GIVEN TEXT:
• • • •
Bayless: They know they are supported by someone who has more experience than they do. During COVID, brand-new RNs were coming out of school with very little hands-on experience and being put in situations where maybe they had the didactic knowledge, but none of the practical experience, so this model allows for those new RNs to learn under someone who is very seasoned and experienced.
That also allows for that charge RN to not be doing what I'm going to call mundane tasks—that doesn’t mean they aren’t important, but they’re things like doing blood sugar, taking linens, and helping patients to the bathroom. A certified nurse's aide or a PCT can do that.
It does involve the charge RN going around and meeting every patient at least twice a shift and then more often if they have something more critical going on, so they would still be assisting that LPN or new grad RN and assessing that patient and helping them understand the care needs or whatever that diagnosis is.
HL: When nurse leaders are considering changes, how should they best effectively adopt a new care model into their organization?
• • • •
THINGS TO DO:
1 – Answer these about the nursing care model interview:
(a) What did brand-new RNs coming out of school during COVID lack, according to Bayless?
(b) Who can handle tasks like doing blood sugar, taking linens, and helping patients to the bathroom?
(c) How often does the charge RN meet every patient?
2 – Can you carry on the nursing care model interview from the point where it ends?
The items that come after this interview are taken from a separate source.
• • • •
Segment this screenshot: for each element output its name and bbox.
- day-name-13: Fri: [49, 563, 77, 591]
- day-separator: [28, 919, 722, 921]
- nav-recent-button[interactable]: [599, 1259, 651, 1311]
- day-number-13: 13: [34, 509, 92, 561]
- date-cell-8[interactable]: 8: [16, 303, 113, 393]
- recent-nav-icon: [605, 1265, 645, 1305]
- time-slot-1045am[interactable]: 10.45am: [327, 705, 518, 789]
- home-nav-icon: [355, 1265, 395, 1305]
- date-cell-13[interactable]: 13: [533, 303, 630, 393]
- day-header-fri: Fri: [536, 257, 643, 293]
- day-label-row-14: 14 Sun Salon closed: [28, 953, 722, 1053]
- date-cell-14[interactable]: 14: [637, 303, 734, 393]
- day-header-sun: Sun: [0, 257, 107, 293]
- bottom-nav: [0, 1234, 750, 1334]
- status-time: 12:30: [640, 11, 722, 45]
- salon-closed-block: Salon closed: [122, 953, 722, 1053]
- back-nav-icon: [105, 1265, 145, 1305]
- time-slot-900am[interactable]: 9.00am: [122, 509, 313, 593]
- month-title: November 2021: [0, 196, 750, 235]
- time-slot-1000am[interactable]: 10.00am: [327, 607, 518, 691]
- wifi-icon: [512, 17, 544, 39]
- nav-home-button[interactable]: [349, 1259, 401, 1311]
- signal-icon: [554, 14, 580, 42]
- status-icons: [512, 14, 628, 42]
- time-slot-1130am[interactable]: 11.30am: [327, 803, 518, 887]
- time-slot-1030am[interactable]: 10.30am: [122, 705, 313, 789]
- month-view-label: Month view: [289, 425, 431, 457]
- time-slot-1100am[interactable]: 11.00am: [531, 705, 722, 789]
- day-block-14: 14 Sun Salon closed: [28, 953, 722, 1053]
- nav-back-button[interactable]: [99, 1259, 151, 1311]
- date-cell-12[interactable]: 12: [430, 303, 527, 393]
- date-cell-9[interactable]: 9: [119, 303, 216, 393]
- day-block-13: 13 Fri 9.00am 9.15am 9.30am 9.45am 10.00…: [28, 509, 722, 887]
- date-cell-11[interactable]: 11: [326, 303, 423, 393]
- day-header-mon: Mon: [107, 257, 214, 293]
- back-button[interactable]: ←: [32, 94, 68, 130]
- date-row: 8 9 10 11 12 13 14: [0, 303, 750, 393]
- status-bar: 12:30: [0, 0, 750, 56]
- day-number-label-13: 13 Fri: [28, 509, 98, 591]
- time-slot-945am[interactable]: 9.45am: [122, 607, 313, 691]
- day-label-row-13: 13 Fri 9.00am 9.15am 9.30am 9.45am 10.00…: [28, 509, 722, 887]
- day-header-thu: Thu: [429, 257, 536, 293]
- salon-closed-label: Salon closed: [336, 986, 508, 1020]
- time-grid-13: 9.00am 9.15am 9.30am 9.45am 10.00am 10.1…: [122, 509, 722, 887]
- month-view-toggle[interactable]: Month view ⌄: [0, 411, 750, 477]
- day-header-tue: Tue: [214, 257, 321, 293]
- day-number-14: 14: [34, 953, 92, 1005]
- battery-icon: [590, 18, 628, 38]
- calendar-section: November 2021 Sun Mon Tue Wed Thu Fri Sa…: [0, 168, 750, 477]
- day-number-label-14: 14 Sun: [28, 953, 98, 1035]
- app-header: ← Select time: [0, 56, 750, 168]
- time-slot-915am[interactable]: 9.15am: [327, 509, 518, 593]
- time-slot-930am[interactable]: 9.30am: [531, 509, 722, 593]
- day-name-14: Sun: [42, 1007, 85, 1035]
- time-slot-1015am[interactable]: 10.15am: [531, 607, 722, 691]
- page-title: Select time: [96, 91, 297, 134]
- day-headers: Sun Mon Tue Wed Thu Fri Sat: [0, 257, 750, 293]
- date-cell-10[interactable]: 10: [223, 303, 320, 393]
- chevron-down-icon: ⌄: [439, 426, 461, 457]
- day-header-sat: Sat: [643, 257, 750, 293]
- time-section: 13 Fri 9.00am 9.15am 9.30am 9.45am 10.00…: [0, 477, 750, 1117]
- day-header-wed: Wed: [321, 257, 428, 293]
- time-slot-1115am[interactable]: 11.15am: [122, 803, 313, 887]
• • • •
ANSWERS FOR EACH ITEM:
1 –
(a) They lacked practical, hands-on experience, though they may have had the didactic knowledge.
(b) A certified nurse's aide or a PCT.
(c) At least twice a shift, and more often if the patient has something more critical going on.

2 –
Bayliss: I don't know that this is the best way, but I can tell you how we are doing it here. We've engaged all of our CNOs, and our focus is to have a triad model or a dyad model, depending on what kind of hospital they are.
It really has to be driven by the CNO at the local level, along with the director of the unit where that change is being implemented, and you have to get input from your staff on that. The director of the unit and the CNO will talk about anticipated changes with their unit and listen to staff and hear their ideas about how it could work best there.
There’s no one-size-fits-all, and there never is in healthcare. Staffing, size of the unit, makeup of the unit, experience of the staff on all levels—all that has to be taken into consideration.
HL: How can flexible staffing create a more satisfied and engaged workforce?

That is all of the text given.